WHAT IS BEING ASKED =
Only the pictures are to be left out; set down the rest of the records exactly.

DATASET EXTRACT =
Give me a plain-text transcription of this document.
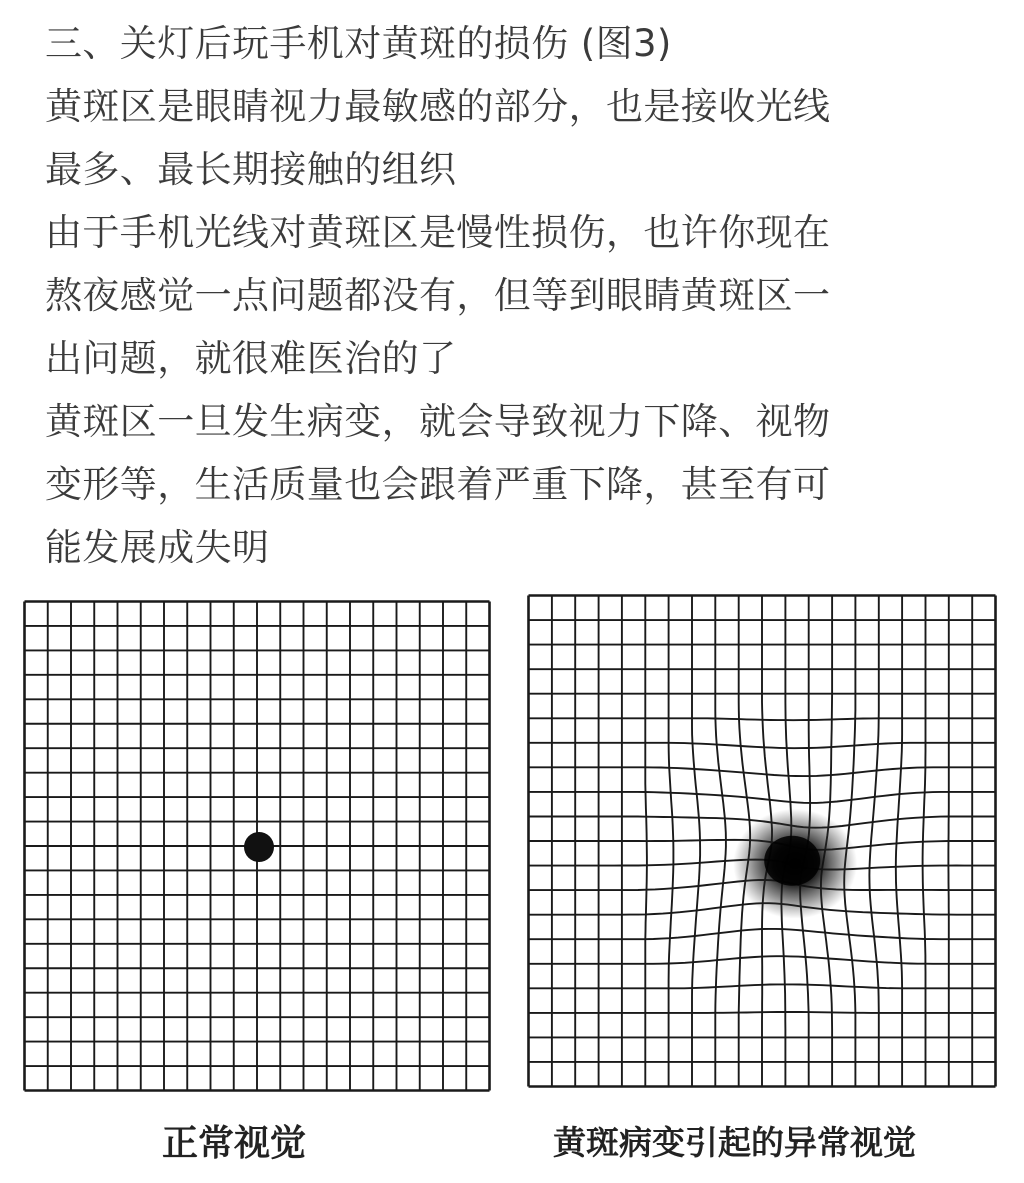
三、关灯后玩手机对黄斑的损伤 (图3)
黄斑区是眼睛视力最敏感的部分，也是接收光线
最多、最长期接触的组织
由于手机光线对黄斑区是慢性损伤，也许你现在
熬夜感觉一点问题都没有，但等到眼睛黄斑区一
出问题，就很难医治的了
黄斑区一旦发生病变，就会导致视力下降、视物
变形等，生活质量也会跟着严重下降，甚至有可
能发展成失明
正常视觉	黄斑病变引起的异常视觉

EXERCISE RESPONSE =
Give me a plain-text transcription of this document.
三、关灯后玩手机对黄斑的损伤 (图3)
黄斑区是眼睛视力最敏感的部分，也是接收光线
最多、最长期接触的组织
由于手机光线对黄斑区是慢性损伤，也许你现在
熬夜感觉一点问题都没有，但等到眼睛黄斑区一
出问题，就很难医治的了
黄斑区一旦发生病变，就会导致视力下降、视物
变形等，生活质量也会跟着严重下降，甚至有可
能发展成失明
正常视觉	黄斑病变引起的异常视觉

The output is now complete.